[Data entries]

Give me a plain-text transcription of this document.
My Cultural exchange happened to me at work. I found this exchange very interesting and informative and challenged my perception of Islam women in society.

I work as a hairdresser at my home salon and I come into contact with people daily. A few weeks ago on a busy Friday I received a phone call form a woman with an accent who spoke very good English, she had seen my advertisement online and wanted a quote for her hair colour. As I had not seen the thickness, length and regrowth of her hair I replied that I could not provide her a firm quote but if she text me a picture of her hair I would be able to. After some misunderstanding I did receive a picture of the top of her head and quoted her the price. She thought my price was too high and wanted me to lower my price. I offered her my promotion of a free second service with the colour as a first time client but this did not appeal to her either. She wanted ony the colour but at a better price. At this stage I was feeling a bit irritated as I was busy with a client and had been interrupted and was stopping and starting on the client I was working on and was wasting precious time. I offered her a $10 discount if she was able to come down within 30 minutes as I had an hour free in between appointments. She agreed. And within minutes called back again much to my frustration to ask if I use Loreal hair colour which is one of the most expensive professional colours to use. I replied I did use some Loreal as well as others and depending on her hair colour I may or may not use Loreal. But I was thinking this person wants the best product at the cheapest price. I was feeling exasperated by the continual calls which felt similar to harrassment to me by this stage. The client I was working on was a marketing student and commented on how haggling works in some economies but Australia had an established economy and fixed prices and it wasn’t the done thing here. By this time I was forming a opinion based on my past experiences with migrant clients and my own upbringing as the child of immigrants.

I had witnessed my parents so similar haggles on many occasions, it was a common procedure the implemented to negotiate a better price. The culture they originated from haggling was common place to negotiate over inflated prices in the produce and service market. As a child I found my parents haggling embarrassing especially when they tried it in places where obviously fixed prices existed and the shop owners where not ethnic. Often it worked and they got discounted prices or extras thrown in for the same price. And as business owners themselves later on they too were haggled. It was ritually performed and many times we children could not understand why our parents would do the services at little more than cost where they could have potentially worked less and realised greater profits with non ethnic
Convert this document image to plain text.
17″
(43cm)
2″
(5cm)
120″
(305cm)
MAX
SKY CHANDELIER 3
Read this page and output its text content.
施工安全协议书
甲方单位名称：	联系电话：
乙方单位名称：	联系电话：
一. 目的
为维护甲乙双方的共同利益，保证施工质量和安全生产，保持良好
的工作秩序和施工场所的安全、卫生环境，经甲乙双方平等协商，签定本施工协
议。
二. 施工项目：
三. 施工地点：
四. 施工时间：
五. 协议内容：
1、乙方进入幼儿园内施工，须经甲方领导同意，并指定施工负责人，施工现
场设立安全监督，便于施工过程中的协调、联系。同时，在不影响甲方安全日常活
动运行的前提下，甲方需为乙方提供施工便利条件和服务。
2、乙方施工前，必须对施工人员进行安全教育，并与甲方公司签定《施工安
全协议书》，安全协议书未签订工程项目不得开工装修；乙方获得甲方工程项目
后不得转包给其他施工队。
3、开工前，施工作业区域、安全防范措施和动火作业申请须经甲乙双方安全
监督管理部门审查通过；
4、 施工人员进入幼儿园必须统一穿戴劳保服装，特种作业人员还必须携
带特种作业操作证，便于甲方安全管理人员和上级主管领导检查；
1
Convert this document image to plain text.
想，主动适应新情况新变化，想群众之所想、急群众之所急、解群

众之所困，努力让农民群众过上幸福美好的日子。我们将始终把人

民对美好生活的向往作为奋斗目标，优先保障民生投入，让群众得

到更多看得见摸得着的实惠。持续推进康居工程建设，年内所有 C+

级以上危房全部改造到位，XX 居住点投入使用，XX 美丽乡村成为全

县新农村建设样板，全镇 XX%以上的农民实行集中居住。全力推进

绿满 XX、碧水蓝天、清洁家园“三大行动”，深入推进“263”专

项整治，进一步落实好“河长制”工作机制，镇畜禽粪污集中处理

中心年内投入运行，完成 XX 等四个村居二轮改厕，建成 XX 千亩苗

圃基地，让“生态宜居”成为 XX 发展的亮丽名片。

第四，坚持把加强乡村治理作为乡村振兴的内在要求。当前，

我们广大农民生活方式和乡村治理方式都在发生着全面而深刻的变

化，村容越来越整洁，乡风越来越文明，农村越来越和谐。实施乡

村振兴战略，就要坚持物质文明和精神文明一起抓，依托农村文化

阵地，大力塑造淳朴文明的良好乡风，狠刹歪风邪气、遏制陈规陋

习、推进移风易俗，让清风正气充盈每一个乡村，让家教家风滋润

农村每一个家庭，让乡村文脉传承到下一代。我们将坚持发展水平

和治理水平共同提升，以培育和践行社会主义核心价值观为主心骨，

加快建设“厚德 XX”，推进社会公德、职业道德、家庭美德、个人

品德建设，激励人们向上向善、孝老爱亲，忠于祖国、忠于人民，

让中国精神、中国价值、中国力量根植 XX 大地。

Task objective:
Retype the listing. Match it exactly.

Solution:
Give me a plain-text transcription of this document.
My Cultural exchange happened to me at work. I found this exchange very interesting and informative and challenged my perception of Islam women in society.

I work as a hairdresser at my home salon and I come into contact with people daily. A few weeks ago on a busy Friday I received a phone call form a woman with an accent who spoke very good English, she had seen my advertisement online and wanted a quote for her hair colour. As I had not seen the thickness, length and regrowth of her hair I replied that I could not provide her a firm quote but if she text me a picture of her hair I would be able to. After some misunderstanding I did receive a picture of the top of her head and quoted her the price. She thought my price was too high and wanted me to lower my price. I offered her my promotion of a free second service with the colour as a first time client but this did not appeal to her either. She wanted ony the colour but at a better price. At this stage I was feeling a bit irritated as I was busy with a client and had been interrupted and was stopping and starting on the client I was working on and was wasting precious time. I offered her a $10 discount if she was able to come down within 30 minutes as I had an hour free in between appointments. She agreed. And within minutes called back again much to my frustration to ask if I use Loreal hair colour which is one of the most expensive professional colours to use. I replied I did use some Loreal as well as others and depending on her hair colour I may or may not use Loreal. But I was thinking this person wants the best product at the cheapest price. I was feeling exasperated by the continual calls which felt similar to harrassment to me by this stage. The client I was working on was a marketing student and commented on how haggling works in some economies but Australia had an established economy and fixed prices and it wasn’t the done thing here. By this time I was forming a opinion based on my past experiences with migrant clients and my own upbringing as the child of immigrants.

I had witnessed my parents so similar haggles on many occasions, it was a common procedure the implemented to negotiate a better price. The culture they originated from haggling was common place to negotiate over inflated prices in the produce and service market. As a child I found my parents haggling embarrassing especially when they tried it in places where obviously fixed prices existed and the shop owners where not ethnic. Often it worked and they got discounted prices or extras thrown in for the same price. And as business owners themselves later on they too were haggled. It was ritually performed and many times we children could not understand why our parents would do the services at little more than cost where they could have potentially worked less and realised greater profits with non ethnic
Convert this document image to plain text.
17″
(43cm)
2″
(5cm)
120″
(305cm)
MAX
SKY CHANDELIER 3
Read this page and output its text content.
施工安全协议书
甲方单位名称：	联系电话：
乙方单位名称：	联系电话：
一. 目的
为维护甲乙双方的共同利益，保证施工质量和安全生产，保持良好
的工作秩序和施工场所的安全、卫生环境，经甲乙双方平等协商，签定本施工协
议。
二. 施工项目：
三. 施工地点：
四. 施工时间：
五. 协议内容：
1、乙方进入幼儿园内施工，须经甲方领导同意，并指定施工负责人，施工现
场设立安全监督，便于施工过程中的协调、联系。同时，在不影响甲方安全日常活
动运行的前提下，甲方需为乙方提供施工便利条件和服务。
2、乙方施工前，必须对施工人员进行安全教育，并与甲方公司签定《施工安
全协议书》，安全协议书未签订工程项目不得开工装修；乙方获得甲方工程项目
后不得转包给其他施工队。
3、开工前，施工作业区域、安全防范措施和动火作业申请须经甲乙双方安全
监督管理部门审查通过；
4、 施工人员进入幼儿园必须统一穿戴劳保服装，特种作业人员还必须携
带特种作业操作证，便于甲方安全管理人员和上级主管领导检查；
1
Convert this document image to plain text.
想，主动适应新情况新变化，想群众之所想、急群众之所急、解群

众之所困，努力让农民群众过上幸福美好的日子。我们将始终把人

民对美好生活的向往作为奋斗目标，优先保障民生投入，让群众得

到更多看得见摸得着的实惠。持续推进康居工程建设，年内所有 C+

级以上危房全部改造到位，XX 居住点投入使用，XX 美丽乡村成为全

县新农村建设样板，全镇 XX%以上的农民实行集中居住。全力推进

绿满 XX、碧水蓝天、清洁家园“三大行动”，深入推进“263”专

项整治，进一步落实好“河长制”工作机制，镇畜禽粪污集中处理

中心年内投入运行，完成 XX 等四个村居二轮改厕，建成 XX 千亩苗

圃基地，让“生态宜居”成为 XX 发展的亮丽名片。

第四，坚持把加强乡村治理作为乡村振兴的内在要求。当前，

我们广大农民生活方式和乡村治理方式都在发生着全面而深刻的变

化，村容越来越整洁，乡风越来越文明，农村越来越和谐。实施乡

村振兴战略，就要坚持物质文明和精神文明一起抓，依托农村文化

阵地，大力塑造淳朴文明的良好乡风，狠刹歪风邪气、遏制陈规陋

习、推进移风易俗，让清风正气充盈每一个乡村，让家教家风滋润

农村每一个家庭，让乡村文脉传承到下一代。我们将坚持发展水平

和治理水平共同提升，以培育和践行社会主义核心价值观为主心骨，

加快建设“厚德 XX”，推进社会公德、职业道德、家庭美德、个人

品德建设，激励人们向上向善、孝老爱亲，忠于祖国、忠于人民，

让中国精神、中国价值、中国力量根植 XX 大地。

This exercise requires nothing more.